**Material for this exercise**.
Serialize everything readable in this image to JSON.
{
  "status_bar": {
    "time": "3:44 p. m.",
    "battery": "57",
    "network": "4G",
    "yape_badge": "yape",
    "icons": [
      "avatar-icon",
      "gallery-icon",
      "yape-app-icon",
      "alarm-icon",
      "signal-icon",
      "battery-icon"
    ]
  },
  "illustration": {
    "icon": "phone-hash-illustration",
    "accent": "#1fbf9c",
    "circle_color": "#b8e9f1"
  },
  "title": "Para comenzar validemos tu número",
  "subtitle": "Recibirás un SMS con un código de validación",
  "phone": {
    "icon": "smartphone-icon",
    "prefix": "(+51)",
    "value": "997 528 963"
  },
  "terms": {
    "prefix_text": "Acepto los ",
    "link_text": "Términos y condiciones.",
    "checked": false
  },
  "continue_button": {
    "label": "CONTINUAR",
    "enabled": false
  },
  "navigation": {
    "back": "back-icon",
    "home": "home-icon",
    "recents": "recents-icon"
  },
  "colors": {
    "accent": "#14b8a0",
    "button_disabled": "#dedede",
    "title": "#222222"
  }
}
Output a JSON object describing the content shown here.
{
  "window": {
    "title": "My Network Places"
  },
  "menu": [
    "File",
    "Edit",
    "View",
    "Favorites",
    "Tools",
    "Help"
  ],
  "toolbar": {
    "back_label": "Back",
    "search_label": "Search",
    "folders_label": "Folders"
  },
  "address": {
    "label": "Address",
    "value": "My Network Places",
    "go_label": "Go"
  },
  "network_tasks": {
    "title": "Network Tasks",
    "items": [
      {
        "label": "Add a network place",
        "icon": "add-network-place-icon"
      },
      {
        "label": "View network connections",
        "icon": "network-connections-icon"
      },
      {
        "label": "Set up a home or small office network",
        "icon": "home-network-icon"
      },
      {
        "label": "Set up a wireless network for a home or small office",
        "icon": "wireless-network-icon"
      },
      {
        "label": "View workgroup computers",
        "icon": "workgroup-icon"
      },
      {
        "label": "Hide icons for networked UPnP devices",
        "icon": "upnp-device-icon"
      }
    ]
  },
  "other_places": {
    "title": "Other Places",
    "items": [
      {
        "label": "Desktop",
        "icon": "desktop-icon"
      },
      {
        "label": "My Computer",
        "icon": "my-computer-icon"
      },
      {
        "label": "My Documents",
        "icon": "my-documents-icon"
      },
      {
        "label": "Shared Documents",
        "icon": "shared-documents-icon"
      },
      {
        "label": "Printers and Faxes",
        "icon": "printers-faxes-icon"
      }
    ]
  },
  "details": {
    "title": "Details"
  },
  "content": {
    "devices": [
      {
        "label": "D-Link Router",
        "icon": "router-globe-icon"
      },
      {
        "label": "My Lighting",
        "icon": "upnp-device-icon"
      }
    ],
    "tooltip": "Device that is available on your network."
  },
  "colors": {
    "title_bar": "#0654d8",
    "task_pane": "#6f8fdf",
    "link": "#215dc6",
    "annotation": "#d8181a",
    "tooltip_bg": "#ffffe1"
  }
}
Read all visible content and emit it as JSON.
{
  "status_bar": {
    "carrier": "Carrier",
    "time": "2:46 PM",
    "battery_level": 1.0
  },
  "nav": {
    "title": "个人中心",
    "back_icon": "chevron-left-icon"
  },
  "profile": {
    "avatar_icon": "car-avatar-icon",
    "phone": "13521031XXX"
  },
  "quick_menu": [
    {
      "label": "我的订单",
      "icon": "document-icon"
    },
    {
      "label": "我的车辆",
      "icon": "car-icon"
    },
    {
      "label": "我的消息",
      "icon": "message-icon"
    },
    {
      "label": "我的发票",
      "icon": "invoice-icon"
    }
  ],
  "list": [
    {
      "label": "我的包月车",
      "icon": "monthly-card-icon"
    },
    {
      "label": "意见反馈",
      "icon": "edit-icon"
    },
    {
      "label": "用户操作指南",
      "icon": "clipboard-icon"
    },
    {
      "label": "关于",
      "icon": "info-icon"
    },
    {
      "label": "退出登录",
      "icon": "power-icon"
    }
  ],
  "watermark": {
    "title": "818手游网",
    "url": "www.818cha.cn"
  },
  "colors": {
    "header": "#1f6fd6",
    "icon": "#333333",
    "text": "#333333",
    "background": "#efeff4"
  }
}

**Goal of the exercise**. Find every line in the listing that holds the string "workgroup", then say how many there are as a bare number.

**Answer to this task**. 2